> [What the task asks] Copy the entries in the stretch from the line containing "585, 340, 599]" through the line containing "613, 115, 627]", putting "Marker" wherever "Point" appears and changing nothing else.
========================================
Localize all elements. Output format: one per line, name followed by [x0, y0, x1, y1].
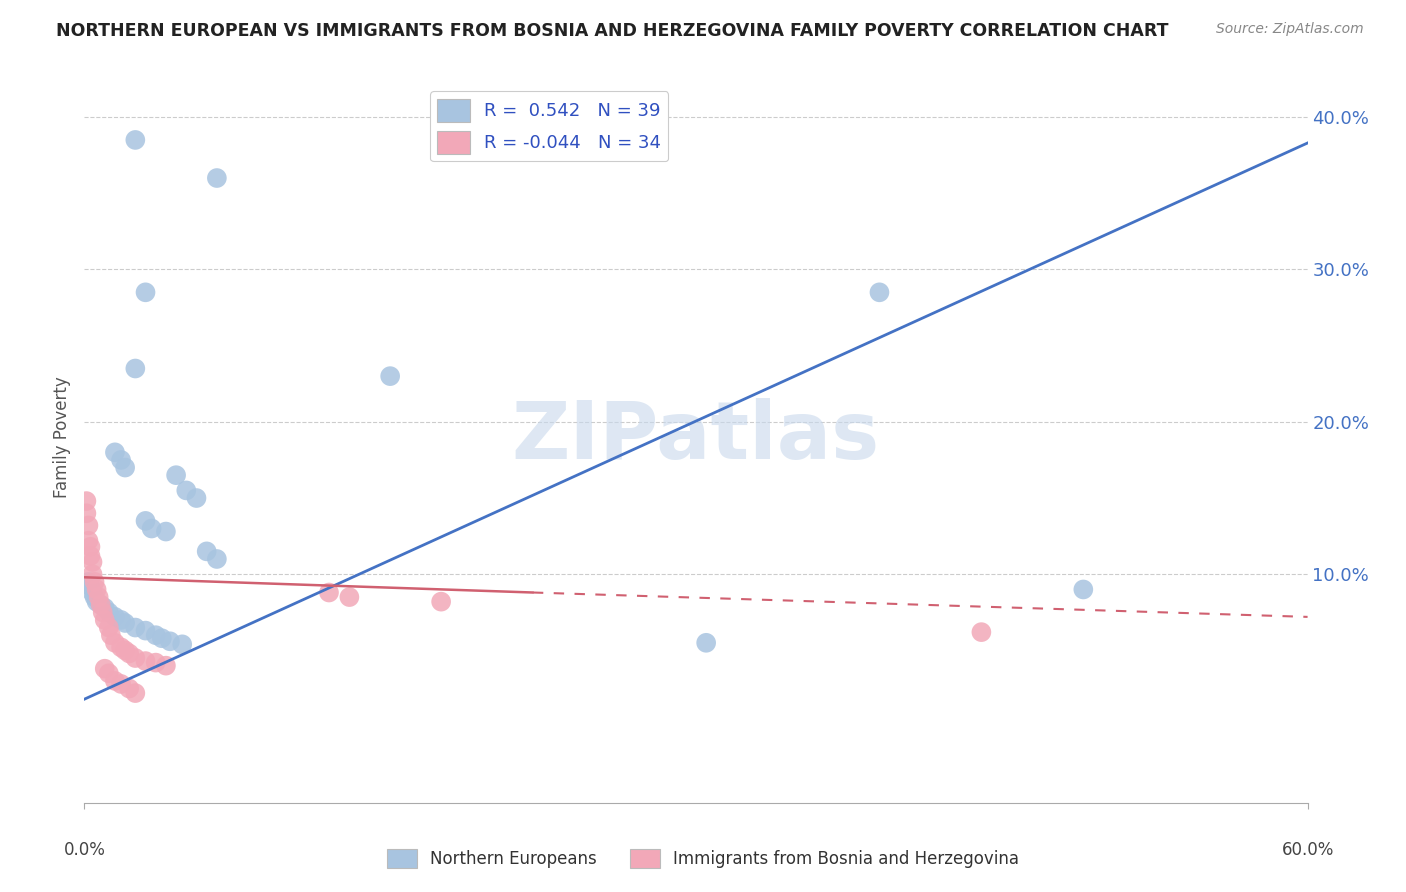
Point	[318, 585, 340, 599]
Legend: Northern Europeans, Immigrants from Bosnia and Herzegovina: Northern Europeans, Immigrants from Bosn…	[380, 842, 1026, 875]
Point	[380, 369, 402, 384]
Point	[124, 621, 146, 635]
Point	[205, 171, 228, 186]
Point	[114, 643, 136, 657]
Point	[869, 285, 891, 300]
Point	[339, 590, 361, 604]
Point	[110, 640, 132, 655]
Point	[159, 634, 181, 648]
Point	[195, 544, 218, 558]
Point	[82, 555, 104, 569]
Point	[79, 540, 101, 554]
Point	[82, 585, 104, 599]
Y-axis label: Family Poverty: Family Poverty	[53, 376, 72, 498]
Point	[93, 613, 115, 627]
Point	[97, 621, 120, 635]
Point	[93, 662, 115, 676]
Point	[83, 574, 105, 589]
Point	[174, 483, 197, 498]
Point	[90, 598, 112, 612]
Point	[93, 600, 115, 615]
Point	[124, 361, 146, 376]
Point	[75, 506, 97, 520]
Point	[155, 524, 177, 539]
Point	[90, 598, 112, 612]
Text: 0.0%: 0.0%	[63, 841, 105, 859]
Text: Source: ZipAtlas.com: Source: ZipAtlas.com	[1216, 22, 1364, 37]
Point	[110, 613, 132, 627]
Point	[97, 666, 120, 681]
Point	[82, 567, 104, 582]
Point	[205, 552, 228, 566]
Point	[77, 518, 100, 533]
Point	[97, 605, 120, 619]
Point	[141, 521, 163, 535]
Point	[695, 636, 717, 650]
Point	[124, 651, 146, 665]
Point	[1073, 582, 1095, 597]
Point	[114, 615, 136, 630]
Text: ZIPatlas: ZIPatlas	[512, 398, 880, 476]
Point	[83, 590, 105, 604]
Legend: R =  0.542   N = 39, R = -0.044   N = 34: R = 0.542 N = 39, R = -0.044 N = 34	[430, 91, 668, 161]
Point	[100, 628, 122, 642]
Point	[430, 594, 453, 608]
Point	[79, 579, 101, 593]
Point	[124, 133, 146, 147]
Point	[79, 549, 101, 563]
Point	[186, 491, 208, 505]
Point	[135, 514, 157, 528]
Point	[110, 453, 132, 467]
Point	[970, 625, 993, 640]
Point	[118, 647, 141, 661]
Point	[87, 590, 110, 604]
Point	[104, 673, 127, 688]
Point	[118, 681, 141, 696]
Point	[124, 686, 146, 700]
Point	[86, 582, 108, 597]
Point	[155, 658, 177, 673]
Point	[77, 574, 100, 589]
Point	[145, 628, 167, 642]
Point	[172, 637, 194, 651]
Point	[135, 654, 157, 668]
Text: 60.0%: 60.0%	[1281, 841, 1334, 859]
Point	[165, 468, 187, 483]
Point	[75, 494, 97, 508]
Point	[150, 632, 173, 646]
Point	[91, 605, 114, 619]
Point	[77, 533, 100, 548]
Point	[135, 285, 157, 300]
Point	[104, 636, 127, 650]
Point	[145, 656, 167, 670]
Point	[104, 445, 127, 459]
Point	[114, 460, 136, 475]
Point	[135, 624, 157, 638]
Point	[110, 677, 132, 691]
Point	[104, 610, 127, 624]
Point	[86, 594, 108, 608]
Text: NORTHERN EUROPEAN VS IMMIGRANTS FROM BOSNIA AND HERZEGOVINA FAMILY POVERTY CORRE: NORTHERN EUROPEAN VS IMMIGRANTS FROM BOS…	[56, 22, 1168, 40]
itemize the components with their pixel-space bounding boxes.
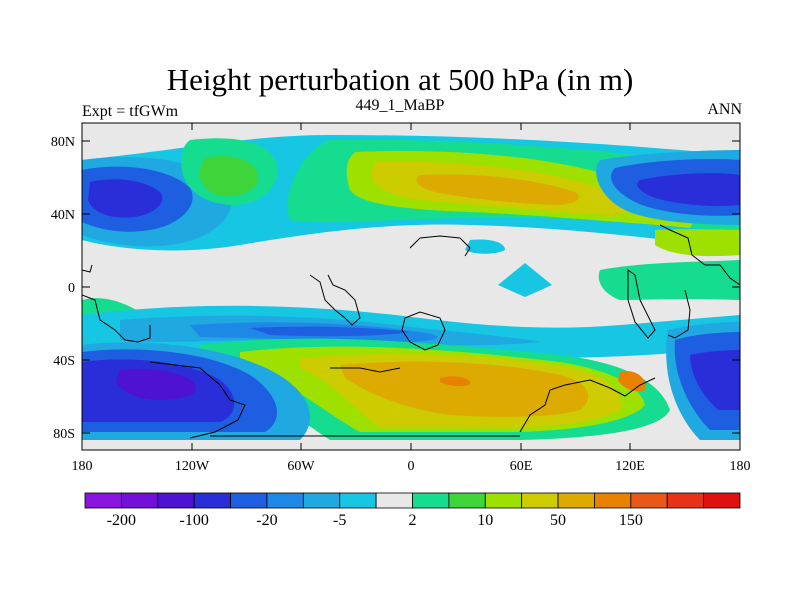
- colorbar-swatch: [448, 492, 486, 509]
- colorbar-swatch: [594, 492, 632, 509]
- eu-low-dark: [637, 173, 740, 206]
- sh-low-west-deeper: [116, 368, 196, 400]
- contour-field: [82, 123, 740, 450]
- colorbar-swatch: [157, 492, 195, 509]
- colorbar: [84, 492, 741, 509]
- colorbar-swatch: [412, 492, 450, 509]
- colorbar-swatch: [193, 492, 231, 509]
- colorbar-swatch: [630, 492, 668, 509]
- lon-label-180w: 180: [72, 459, 93, 474]
- lat-label-80s: 80S: [53, 427, 75, 442]
- colorbar-swatch: [120, 492, 159, 509]
- lon-label-0: 0: [408, 459, 415, 474]
- season-label: ANN: [707, 101, 742, 118]
- colorbar-swatch: [521, 492, 559, 509]
- colorbar-swatch: [302, 492, 341, 509]
- colorbar-swatch: [84, 492, 122, 509]
- lon-label-60e: 60E: [510, 459, 533, 474]
- colorbar-swatch: [266, 492, 304, 509]
- nh-lime-patch: [199, 155, 259, 197]
- colorbar-swatch: [230, 492, 268, 509]
- colorbar-labels: -200 -100 -20 -5 2 10 50 150: [107, 512, 643, 529]
- colorbar-label: -100: [180, 512, 209, 529]
- trop-cyan-diamond: [498, 263, 552, 297]
- trop-cyan-west: [598, 260, 740, 300]
- colorbar-label: 50: [550, 512, 566, 529]
- colorbar-swatch: [484, 492, 523, 509]
- lat-label-40s: 40S: [53, 354, 75, 369]
- lon-labels: 180 120W 60W 0 60E 120E 180: [72, 459, 751, 474]
- colorbar-swatch: [375, 492, 413, 509]
- colorbar-label: -5: [333, 512, 346, 529]
- colorbar-label: 2: [409, 512, 417, 529]
- colorbar-label: -200: [107, 512, 136, 529]
- colorbar-swatch: [339, 492, 377, 509]
- lat-labels: 80N 40N 0 40S 80S: [51, 135, 75, 442]
- colorbar-swatch: [703, 492, 741, 509]
- lat-label-80n: 80N: [51, 135, 75, 150]
- experiment-label: Expt = tfGWm: [82, 103, 179, 120]
- colorbar-label: -20: [256, 512, 277, 529]
- nh-band-orange: [416, 174, 579, 205]
- lon-label-120e: 120E: [615, 459, 645, 474]
- na-low-dark: [88, 179, 163, 218]
- lat-label-40n: 40N: [51, 208, 75, 223]
- sh-low-east-dark: [690, 350, 740, 410]
- lon-label-60w: 60W: [287, 459, 315, 474]
- plot-title: Height perturbation at 500 hPa (in m): [166, 62, 634, 97]
- sh-orange-band: [340, 361, 589, 417]
- run-label: 449_1_MaBP: [355, 97, 445, 114]
- colorbar-swatch: [557, 492, 595, 509]
- trop-green-band-east: [655, 229, 740, 257]
- lon-label-120w: 120W: [175, 459, 210, 474]
- coastlines: [82, 224, 740, 439]
- lon-ticks: [81, 123, 741, 450]
- colorbar-swatch: [666, 492, 705, 509]
- sh-dorange-spot: [440, 376, 471, 387]
- colorbar-label: 10: [477, 512, 493, 529]
- lat-ticks: [82, 140, 740, 434]
- lat-label-0: 0: [68, 281, 75, 296]
- trop-cyan-east: [465, 239, 505, 254]
- sh-dblue-band: [250, 326, 410, 337]
- colorbar-label: 150: [619, 512, 643, 529]
- lon-label-180e: 180: [730, 459, 751, 474]
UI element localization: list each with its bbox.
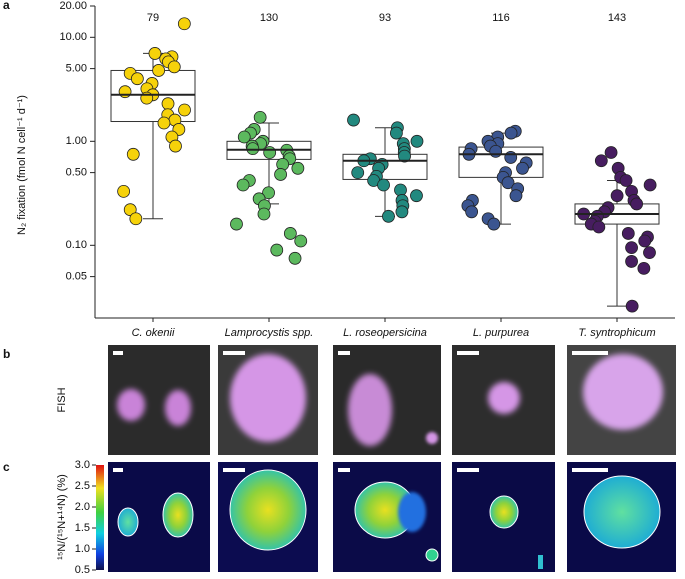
colorbar-tick-label: 3.0 <box>75 459 90 471</box>
data-point <box>152 64 166 77</box>
panel-label: b <box>3 347 10 361</box>
data-point <box>643 178 657 192</box>
data-point <box>351 166 365 180</box>
data-point <box>504 151 518 164</box>
data-point <box>619 174 633 187</box>
data-point <box>610 189 624 203</box>
y-tick-label: 0.50 <box>66 167 87 179</box>
data-point <box>630 197 644 211</box>
data-point <box>130 72 144 86</box>
data-point <box>118 85 132 99</box>
data-point <box>501 176 515 190</box>
nanosims-images <box>108 462 676 572</box>
data-point <box>594 154 608 168</box>
fish-images <box>108 345 676 455</box>
data-point <box>395 205 409 219</box>
y-tick-label: 20.00 <box>59 0 87 12</box>
data-point <box>178 103 191 117</box>
data-point <box>347 113 360 127</box>
colorbar-tick-label: 0.5 <box>75 564 90 574</box>
category-label: T. syntrophicum <box>578 327 655 339</box>
data-point <box>389 126 403 140</box>
data-point <box>382 209 395 223</box>
data-point <box>377 178 390 192</box>
y-tick-label: 0.05 <box>66 271 87 283</box>
y-tick-label: 1.00 <box>66 135 87 147</box>
data-point <box>398 149 411 163</box>
data-point <box>288 251 302 265</box>
data-point <box>257 207 271 221</box>
data-point <box>625 241 638 255</box>
data-point <box>643 246 656 260</box>
category-label: Lamprocystis spp. <box>225 327 314 339</box>
data-point <box>230 217 243 231</box>
data-point <box>237 130 251 144</box>
scale-bars <box>113 351 608 472</box>
data-point <box>157 116 171 130</box>
data-point <box>246 142 260 156</box>
data-point <box>161 97 175 111</box>
data-point <box>638 234 652 248</box>
data-point <box>274 168 287 181</box>
data-point <box>489 144 503 158</box>
y-tick-label: 10.00 <box>59 31 87 43</box>
data-point <box>465 205 479 219</box>
fish-label: FISH <box>56 387 68 412</box>
y-tick-label: 0.10 <box>66 239 87 251</box>
data-point <box>625 299 639 313</box>
panel-label: c <box>3 460 10 474</box>
category-label: L. purpurea <box>473 327 529 339</box>
data-point <box>169 139 182 153</box>
data-point <box>262 186 275 200</box>
data-point <box>621 227 635 240</box>
data-point <box>236 178 250 192</box>
data-point <box>291 161 305 175</box>
data-point <box>637 261 651 275</box>
data-point <box>270 243 284 257</box>
data-point <box>177 17 191 31</box>
data-point <box>509 189 523 203</box>
colorbar-label: ¹⁵N/(¹⁵N+¹⁴N) (%) <box>56 474 68 560</box>
data-point <box>592 220 606 234</box>
data-point <box>126 147 140 161</box>
data-point <box>117 184 131 198</box>
data-point <box>625 255 638 268</box>
count-label: 116 <box>492 12 510 24</box>
data-point <box>516 161 529 175</box>
colorbar-tick-label: 2.5 <box>75 480 90 492</box>
y-tick-label: 5.00 <box>66 63 87 75</box>
count-label: 143 <box>608 12 626 24</box>
data-point <box>167 60 181 74</box>
category-label: C. okenii <box>132 327 175 339</box>
colorbar-tick-label: 1.5 <box>75 522 90 534</box>
panel-label: a <box>3 0 10 12</box>
count-label: 79 <box>147 12 159 24</box>
category-label: L. roseopersicina <box>343 327 427 339</box>
colorbar-tick-label: 2.0 <box>75 501 90 513</box>
colorbar-tick-label: 1.0 <box>75 543 90 555</box>
data-point <box>283 227 297 240</box>
data-point <box>604 146 618 159</box>
count-label: 93 <box>379 12 391 24</box>
data-point <box>253 110 267 124</box>
y-axis-label: N₂ fixation (fmol N cell⁻¹ d⁻¹) <box>16 95 28 235</box>
data-point <box>487 217 501 231</box>
data-point <box>129 212 143 226</box>
count-label: 130 <box>260 12 278 24</box>
data-point <box>148 47 162 60</box>
data-point <box>294 234 308 248</box>
data-point <box>410 189 423 203</box>
data-point <box>410 134 424 148</box>
colorbar <box>96 465 104 570</box>
data-point <box>263 146 277 159</box>
data-point <box>504 126 518 140</box>
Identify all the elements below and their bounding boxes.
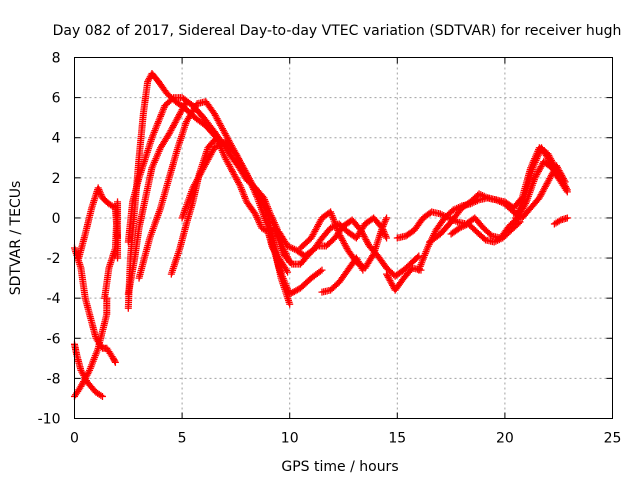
ticks-layer: 0 5 10 15 20 25 -10 -8 -6 -4 -2 0 2 4 6 8 <box>38 51 622 447</box>
data-point <box>96 189 104 197</box>
series-track-16 <box>318 254 367 296</box>
series-track-17 <box>383 264 425 294</box>
data-point <box>554 172 562 180</box>
series-track-5 <box>101 198 122 302</box>
data-point <box>213 134 221 142</box>
data-point <box>95 186 103 194</box>
series-track-3 <box>71 244 119 366</box>
grid-layer <box>74 57 613 419</box>
data-point <box>359 266 367 274</box>
x-tick-label: 15 <box>388 431 406 447</box>
data-point <box>182 99 190 107</box>
y-tick-label: 6 <box>52 91 61 107</box>
data-point <box>284 268 292 276</box>
data-point <box>555 217 563 225</box>
y-tick-label: -10 <box>38 412 61 428</box>
data-point <box>369 252 377 260</box>
x-tick-label: 0 <box>70 431 79 447</box>
data-point <box>211 135 219 143</box>
data-point <box>516 218 524 226</box>
y-tick-label: -6 <box>47 331 61 347</box>
y-tick-label: -4 <box>47 291 61 307</box>
data-point <box>242 168 250 176</box>
x-tick-label: 5 <box>178 431 187 447</box>
x-tick-label: 20 <box>496 431 514 447</box>
data-point <box>96 187 104 195</box>
data-point <box>97 391 105 399</box>
data-point <box>286 300 294 308</box>
chart-title: Day 082 of 2017, Sidereal Day-to-day VTE… <box>53 23 622 39</box>
data-point <box>85 368 93 376</box>
y-tick-label: 2 <box>52 171 61 187</box>
y-tick-label: 0 <box>52 211 61 227</box>
data-point <box>111 358 119 366</box>
data-point <box>378 224 386 232</box>
y-tick-label: 4 <box>52 131 61 147</box>
series-track-12 <box>178 138 326 298</box>
y-tick-label: -2 <box>47 251 61 267</box>
y-axis-label: SDTVAR / TECUs <box>8 181 24 296</box>
data-point <box>379 222 387 230</box>
data-point <box>515 219 523 227</box>
series-track-11 <box>167 134 221 278</box>
data-point <box>382 232 390 240</box>
data-point <box>563 214 571 222</box>
data-point <box>381 217 389 225</box>
data-point <box>383 214 391 222</box>
series-track-9 <box>124 98 190 298</box>
data-point <box>555 174 563 182</box>
data-point <box>382 216 390 224</box>
data-point <box>182 98 190 106</box>
data-point <box>318 266 326 274</box>
data-point <box>98 392 106 400</box>
data-point <box>316 267 324 275</box>
data-point <box>235 180 243 188</box>
y-tick-label: -8 <box>47 371 61 387</box>
data-point <box>114 254 122 262</box>
plot-frame <box>74 57 613 419</box>
data-point <box>94 184 102 192</box>
series-track-22 <box>512 144 563 222</box>
x-tick-label: 25 <box>604 431 622 447</box>
data-point <box>111 357 119 365</box>
series-track-21 <box>447 218 524 246</box>
data-point <box>168 95 176 103</box>
series-track-15 <box>296 208 391 272</box>
data-layer <box>71 70 571 400</box>
data-point <box>415 252 423 260</box>
x-tick-label: 10 <box>281 431 299 447</box>
series-track-1 <box>71 294 111 400</box>
data-point <box>562 184 570 192</box>
data-point <box>380 221 388 229</box>
data-point <box>414 253 422 261</box>
series-track-23 <box>550 214 571 228</box>
data-point <box>383 234 391 242</box>
data-point <box>97 191 105 199</box>
data-point <box>381 231 389 239</box>
data-point <box>263 208 271 216</box>
data-point <box>283 267 291 275</box>
series-track-7 <box>154 78 292 276</box>
y-tick-label: 8 <box>52 51 61 67</box>
x-axis-label: GPS time / hours <box>281 459 398 475</box>
data-point <box>380 219 388 227</box>
data-point <box>563 186 571 194</box>
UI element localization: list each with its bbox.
========================================
> [Solution]
Marker	[318, 585, 340, 599]
Legend: Northern Europeans, Immigrants from Bosnia and Herzegovina: Northern Europeans, Immigrants from Bosn…	[380, 842, 1026, 875]
Marker	[380, 369, 402, 384]
Marker	[124, 621, 146, 635]
Marker	[205, 171, 228, 186]
Marker	[114, 643, 136, 657]
Marker	[869, 285, 891, 300]
Marker	[339, 590, 361, 604]
Marker	[110, 640, 132, 655]
Marker	[159, 634, 181, 648]
Marker	[195, 544, 218, 558]
Marker	[82, 555, 104, 569]
Marker	[79, 540, 101, 554]
Marker	[82, 585, 104, 599]
Y-axis label: Family Poverty: Family Poverty	[53, 376, 72, 498]
Marker	[93, 613, 115, 627]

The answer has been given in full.